## WHAT IS ASKED:
Count how many lines contain the word "Demand". Respond with the number alone.

## RECORDS SHOWN:

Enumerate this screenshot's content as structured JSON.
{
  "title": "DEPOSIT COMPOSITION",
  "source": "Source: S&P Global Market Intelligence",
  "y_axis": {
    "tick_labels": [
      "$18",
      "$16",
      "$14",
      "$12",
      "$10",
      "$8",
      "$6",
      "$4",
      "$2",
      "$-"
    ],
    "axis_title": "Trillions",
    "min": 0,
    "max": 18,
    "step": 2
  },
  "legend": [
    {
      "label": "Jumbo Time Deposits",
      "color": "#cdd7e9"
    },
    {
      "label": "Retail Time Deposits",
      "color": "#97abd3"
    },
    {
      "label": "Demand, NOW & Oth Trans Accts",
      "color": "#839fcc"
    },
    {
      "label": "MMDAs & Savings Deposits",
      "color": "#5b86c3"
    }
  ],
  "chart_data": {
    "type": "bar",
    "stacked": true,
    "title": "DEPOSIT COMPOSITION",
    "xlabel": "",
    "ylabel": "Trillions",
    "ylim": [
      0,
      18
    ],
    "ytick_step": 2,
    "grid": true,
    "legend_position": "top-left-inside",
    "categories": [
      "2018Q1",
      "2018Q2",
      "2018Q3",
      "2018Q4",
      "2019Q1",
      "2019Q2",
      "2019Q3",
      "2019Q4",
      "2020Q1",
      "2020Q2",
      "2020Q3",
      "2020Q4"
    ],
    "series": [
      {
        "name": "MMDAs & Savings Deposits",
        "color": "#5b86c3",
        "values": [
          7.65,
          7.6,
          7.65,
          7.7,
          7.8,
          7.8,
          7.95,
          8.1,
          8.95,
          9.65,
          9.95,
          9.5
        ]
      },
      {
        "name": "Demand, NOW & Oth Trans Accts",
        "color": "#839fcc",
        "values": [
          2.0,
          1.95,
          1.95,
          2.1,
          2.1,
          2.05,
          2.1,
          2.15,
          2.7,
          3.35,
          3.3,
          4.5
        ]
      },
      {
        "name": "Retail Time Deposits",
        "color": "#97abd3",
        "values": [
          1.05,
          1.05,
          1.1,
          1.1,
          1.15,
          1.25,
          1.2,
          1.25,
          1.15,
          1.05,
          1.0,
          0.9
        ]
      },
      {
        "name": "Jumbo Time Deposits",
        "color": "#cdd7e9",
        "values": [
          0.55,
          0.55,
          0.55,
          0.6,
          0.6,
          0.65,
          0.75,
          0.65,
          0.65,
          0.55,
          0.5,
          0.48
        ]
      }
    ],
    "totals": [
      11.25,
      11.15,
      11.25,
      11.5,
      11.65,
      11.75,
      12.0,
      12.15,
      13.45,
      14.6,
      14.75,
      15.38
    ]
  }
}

## ANSWER TO THIS TASK:
2